# YOUR GOAL
All of the material below is to be restated word for word, apart from the pictures.

Stored data entries

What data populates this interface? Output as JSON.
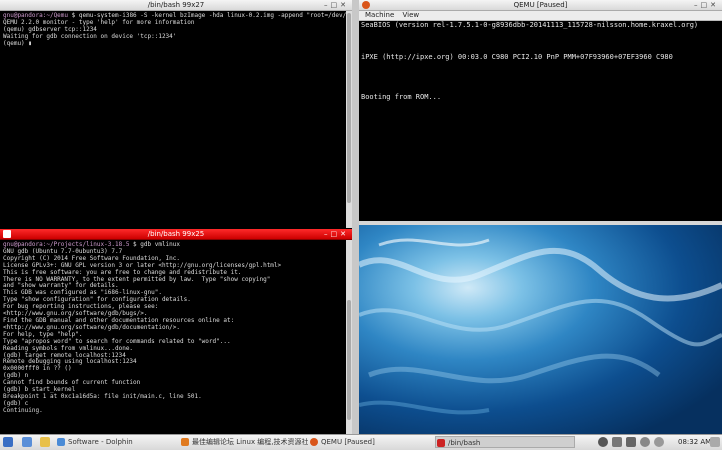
{
  "term_top": {
    "title": "/bin/bash 99x27",
    "lines": [
      {
        "p": "gnu@pandora:~/Qemu",
        "t": " $ qemu-system-i386 -S -kernel bzImage -hda linux-0.2.img -append \"root=/dev/hda\""
      },
      {
        "p": "",
        "t": "QEMU 2.2.0 monitor - type 'help' for more information"
      },
      {
        "p": "",
        "t": "(qemu) gdbserver tcp::1234"
      },
      {
        "p": "",
        "t": "Waiting for gdb connection on device 'tcp::1234'"
      },
      {
        "p": "",
        "t": "(qemu) ▮"
      }
    ]
  },
  "term_bottom": {
    "title": "/bin/bash 99x25",
    "lines": [
      {
        "p": "gnu@pandora:~/Projects/linux-3.18.5",
        "t": " $ gdb vmlinux"
      },
      {
        "p": "",
        "t": "GNU gdb (Ubuntu 7.7-0ubuntu3) 7.7"
      },
      {
        "p": "",
        "t": "Copyright (C) 2014 Free Software Foundation, Inc."
      },
      {
        "p": "",
        "t": "License GPLv3+: GNU GPL version 3 or later <http://gnu.org/licenses/gpl.html>"
      },
      {
        "p": "",
        "t": "This is free software: you are free to change and redistribute it."
      },
      {
        "p": "",
        "t": "There is NO WARRANTY, to the extent permitted by law.  Type \"show copying\""
      },
      {
        "p": "",
        "t": "and \"show warranty\" for details."
      },
      {
        "p": "",
        "t": "This GDB was configured as \"i686-linux-gnu\"."
      },
      {
        "p": "",
        "t": "Type \"show configuration\" for configuration details."
      },
      {
        "p": "",
        "t": "For bug reporting instructions, please see:"
      },
      {
        "p": "",
        "t": "<http://www.gnu.org/software/gdb/bugs/>."
      },
      {
        "p": "",
        "t": "Find the GDB manual and other documentation resources online at:"
      },
      {
        "p": "",
        "t": "<http://www.gnu.org/software/gdb/documentation/>."
      },
      {
        "p": "",
        "t": "For help, type \"help\"."
      },
      {
        "p": "",
        "t": "Type \"apropos word\" to search for commands related to \"word\"..."
      },
      {
        "p": "",
        "t": "Reading symbols from vmlinux...done."
      },
      {
        "p": "",
        "t": "(gdb) target remote localhost:1234"
      },
      {
        "p": "",
        "t": "Remote debugging using localhost:1234"
      },
      {
        "p": "",
        "t": "0x0000fff0 in ?? ()"
      },
      {
        "p": "",
        "t": "(gdb) n"
      },
      {
        "p": "",
        "t": "Cannot find bounds of current function"
      },
      {
        "p": "",
        "t": "(gdb) b start_kernel"
      },
      {
        "p": "",
        "t": "Breakpoint 1 at 0xc1a16d5a: file init/main.c, line 501."
      },
      {
        "p": "",
        "t": "(gdb) c"
      },
      {
        "p": "",
        "t": "Continuing."
      }
    ]
  },
  "qemu": {
    "title": "QEMU [Paused]",
    "menu": [
      "Machine",
      "View"
    ],
    "screen_lines": [
      "SeaBIOS (version rel-1.7.5.1-0-g8936dbb-20141113_115728-nilsson.home.kraxel.org)",
      "",
      "",
      "",
      "iPXE (http://ipxe.org) 00:03.0 C980 PCI2.10 PnP PMM+07F93960+07EF3960 C980",
      "",
      "",
      "",
      "",
      "Booting from ROM..."
    ]
  },
  "taskbar": {
    "tasks": [
      {
        "label": "Software - Dolphin",
        "icon": "folder-icon",
        "color": "#4a8bd6"
      },
      {
        "label": "最佳编辑论坛 Linux 编程,技术资源社区",
        "icon": "browser-icon",
        "color": "#e07a1f"
      },
      {
        "label": "QEMU [Paused]",
        "icon": "qemu-icon",
        "color": "#d9551a"
      },
      {
        "label": "/bin/bash",
        "icon": "terminal-icon",
        "color": "#cc2222"
      }
    ],
    "clock": "08:32 AM"
  }
}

# ANSWER TO THIS PROBLEM
What data populates this interface? Output as JSON.
{
  "term_top": {
    "title": "/bin/bash 99x27",
    "lines": [
      {
        "p": "gnu@pandora:~/Qemu",
        "t": " $ qemu-system-i386 -S -kernel bzImage -hda linux-0.2.img -append \"root=/dev/hda\""
      },
      {
        "p": "",
        "t": "QEMU 2.2.0 monitor - type 'help' for more information"
      },
      {
        "p": "",
        "t": "(qemu) gdbserver tcp::1234"
      },
      {
        "p": "",
        "t": "Waiting for gdb connection on device 'tcp::1234'"
      },
      {
        "p": "",
        "t": "(qemu) ▮"
      }
    ]
  },
  "term_bottom": {
    "title": "/bin/bash 99x25",
    "lines": [
      {
        "p": "gnu@pandora:~/Projects/linux-3.18.5",
        "t": " $ gdb vmlinux"
      },
      {
        "p": "",
        "t": "GNU gdb (Ubuntu 7.7-0ubuntu3) 7.7"
      },
      {
        "p": "",
        "t": "Copyright (C) 2014 Free Software Foundation, Inc."
      },
      {
        "p": "",
        "t": "License GPLv3+: GNU GPL version 3 or later <http://gnu.org/licenses/gpl.html>"
      },
      {
        "p": "",
        "t": "This is free software: you are free to change and redistribute it."
      },
      {
        "p": "",
        "t": "There is NO WARRANTY, to the extent permitted by law.  Type \"show copying\""
      },
      {
        "p": "",
        "t": "and \"show warranty\" for details."
      },
      {
        "p": "",
        "t": "This GDB was configured as \"i686-linux-gnu\"."
      },
      {
        "p": "",
        "t": "Type \"show configuration\" for configuration details."
      },
      {
        "p": "",
        "t": "For bug reporting instructions, please see:"
      },
      {
        "p": "",
        "t": "<http://www.gnu.org/software/gdb/bugs/>."
      },
      {
        "p": "",
        "t": "Find the GDB manual and other documentation resources online at:"
      },
      {
        "p": "",
        "t": "<http://www.gnu.org/software/gdb/documentation/>."
      },
      {
        "p": "",
        "t": "For help, type \"help\"."
      },
      {
        "p": "",
        "t": "Type \"apropos word\" to search for commands related to \"word\"..."
      },
      {
        "p": "",
        "t": "Reading symbols from vmlinux...done."
      },
      {
        "p": "",
        "t": "(gdb) target remote localhost:1234"
      },
      {
        "p": "",
        "t": "Remote debugging using localhost:1234"
      },
      {
        "p": "",
        "t": "0x0000fff0 in ?? ()"
      },
      {
        "p": "",
        "t": "(gdb) n"
      },
      {
        "p": "",
        "t": "Cannot find bounds of current function"
      },
      {
        "p": "",
        "t": "(gdb) b start_kernel"
      },
      {
        "p": "",
        "t": "Breakpoint 1 at 0xc1a16d5a: file init/main.c, line 501."
      },
      {
        "p": "",
        "t": "(gdb) c"
      },
      {
        "p": "",
        "t": "Continuing."
      }
    ]
  },
  "qemu": {
    "title": "QEMU [Paused]",
    "menu": [
      "Machine",
      "View"
    ],
    "screen_lines": [
      "SeaBIOS (version rel-1.7.5.1-0-g8936dbb-20141113_115728-nilsson.home.kraxel.org)",
      "",
      "",
      "",
      "iPXE (http://ipxe.org) 00:03.0 C980 PCI2.10 PnP PMM+07F93960+07EF3960 C980",
      "",
      "",
      "",
      "",
      "Booting from ROM..."
    ]
  },
  "taskbar": {
    "tasks": [
      {
        "label": "Software - Dolphin",
        "icon": "folder-icon",
        "color": "#4a8bd6"
      },
      {
        "label": "最佳编辑论坛 Linux 编程,技术资源社区",
        "icon": "browser-icon",
        "color": "#e07a1f"
      },
      {
        "label": "QEMU [Paused]",
        "icon": "qemu-icon",
        "color": "#d9551a"
      },
      {
        "label": "/bin/bash",
        "icon": "terminal-icon",
        "color": "#cc2222"
      }
    ],
    "clock": "08:32 AM"
  }
}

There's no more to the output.